◆ Исходный текст
__________________________________________________
Бывали действа и драматического характера. Представьте себе «Аврору» со множеством мостиков и переходов, которые давали возможность во время шторма не ходить по верхней палубе, чтобы не рисковать быть смытым волной за борт. И вот по многочисленным трапам, многоэтажным мостикам и переходам, протянувшимся от носа до кормы корабля, начинает двигаться «траурная процессия». Скорбно опустив головы и прижав к груди бескозырки, медленно и торжественно идут матросы, перетекая с одного мостика на другой и по переходам... На вытянутых руках, завернутый в белое, покоится «погибший в боях за революцию герой». Над «Авророй» печально разносится песня: «Мы жертвою пали в борьбе роковой...» Процессия, не спеша, обходит весь корабль, и, не прерывая пение, спускается во внутренние помещения крейсера. На берегу народ недоумевает. Печальное зрелище настолько реалистично передает драматизм момента, что никто и подумать не может, что это всего лишь розыгрыш развлекающихся воспитанников.
В нашу «вечернюю жизнь» командование старалось не вмешиваться, понимая необходимость такой стихийной разрядки после напряженных занятий и не препятствуя свободе самовыражения своих воспитанников.


* * *





Со Славой Кукушкиным нам довелось проучиться в Нахимовском училище всего года два-три.
Это был тихий, безобидный, ушедший в себя мальчик. Он немного заикался и веселил ребят тем, что не мог подмигнуть одним глазом. Когда хотели кого-нибудь развлечь, просили Кукушкина: «Слава, подмигни!». Кукушкин безропотно подмигивал, но одновременно у него мигал и второй глаз. Народ веселился. Кукушкин не обижался.




1944 г.

На лице у него было два глубоких шрама: один на лбу, другой - на подбородке. Он мне рассказывал, что в детстве во дворе у них был большой пес Джек. Слава подошел к нему, выставил пальчик и, со словами: «Пуля Джеку -трык!», - воткнул его псу в нос. Мгновенно головка мальчика оказалась в пасти у ошеломленного пса.
__________________________________________________
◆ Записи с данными
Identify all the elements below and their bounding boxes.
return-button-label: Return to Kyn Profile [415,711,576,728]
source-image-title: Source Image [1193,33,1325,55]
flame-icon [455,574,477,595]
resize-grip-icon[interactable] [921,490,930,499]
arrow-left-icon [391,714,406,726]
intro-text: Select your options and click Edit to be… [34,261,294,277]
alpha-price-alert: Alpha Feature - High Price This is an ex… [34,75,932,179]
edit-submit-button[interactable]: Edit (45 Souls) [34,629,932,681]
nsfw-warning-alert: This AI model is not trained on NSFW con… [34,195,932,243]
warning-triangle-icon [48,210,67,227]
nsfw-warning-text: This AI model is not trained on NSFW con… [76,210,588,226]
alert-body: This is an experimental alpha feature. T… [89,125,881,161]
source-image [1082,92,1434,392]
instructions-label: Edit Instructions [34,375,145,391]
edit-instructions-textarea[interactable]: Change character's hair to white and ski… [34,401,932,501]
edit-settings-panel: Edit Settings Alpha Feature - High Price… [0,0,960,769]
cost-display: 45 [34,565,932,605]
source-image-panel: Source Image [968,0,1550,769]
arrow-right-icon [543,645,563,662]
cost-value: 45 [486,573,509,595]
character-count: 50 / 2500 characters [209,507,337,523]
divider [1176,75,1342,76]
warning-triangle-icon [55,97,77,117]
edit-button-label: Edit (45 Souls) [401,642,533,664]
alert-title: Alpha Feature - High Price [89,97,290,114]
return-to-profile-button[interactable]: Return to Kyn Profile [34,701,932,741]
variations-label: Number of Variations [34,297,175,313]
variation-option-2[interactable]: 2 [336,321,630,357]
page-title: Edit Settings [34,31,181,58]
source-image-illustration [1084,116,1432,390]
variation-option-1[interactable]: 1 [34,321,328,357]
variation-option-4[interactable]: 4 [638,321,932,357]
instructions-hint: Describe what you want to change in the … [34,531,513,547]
__________________________________________________
Допишите продолжение воспоминаний о Нахимовском училище, начиная сразу после последнего приведенного в них предложения.

Со Славой нас тесно связывала любовь к лесу. В летнем лагере училища начальство изобретало большое количество всяких видов дежурств, вахт и патрулей, чтобы каждый воспитанник был при деле. Был и такой патруль: по лесу, в задачу которого входило охранять лес от пожара и следить за появлением посторонних. Мы со Славой знали и любили лес и поэтому добровольно (чуть ли не каждый день) просились именно в этот патруль. Каждый раз намечали себе маршрут, которым еще не ходили. И всегда находили в лесу что-то новое для себя: грибные места, ягодники, заброшенные огороды, и, конечно, оружие, боезапасы, брошенные во время войны.
Помнится, однажды мы нашли минометную мину. Она была увесистой, хорошо обтекаемой формы, окрашенная в красный цвет. Выглядела мина совсем новенькой. Недалеко от нее валялся взрыватель. Прижимая мину к груди, Слава взял в руки взрыватель и, неожиданно для меня, да и для себя, наверное, вставил его в круглое отверстие передней части мины. Раздался резкий щелчок. Реакция была мгновенной: мина полетела в одну сторону, мы кинулись в другую - в один из неглубоких окопов, которых вокруг было множество. Прижимаясь к земле, мучительно ожидали взрыва. Было тихо. Мы осмелели и подобрались к мине проверить, что же произошло. Оказывается, отверстие для взрывателя было затянуто тонкой прозрачной пленкой, чтобы не отсыревал заряд. К счастью, взрыватель мины не сработал.
В году 1947-м, вернувшись из летнего отпуска, мы узнали, что Слава Кукушкин еще не появился. Его возвращение затянулось надолго, и начальство предприняло меры, чтобы его разыскать. В городе его не было, так как он проводил отпуск в селе Волосово. Однако и там его не оказалось. Были организованы поиски в волосовских лесах. Безрезультатно.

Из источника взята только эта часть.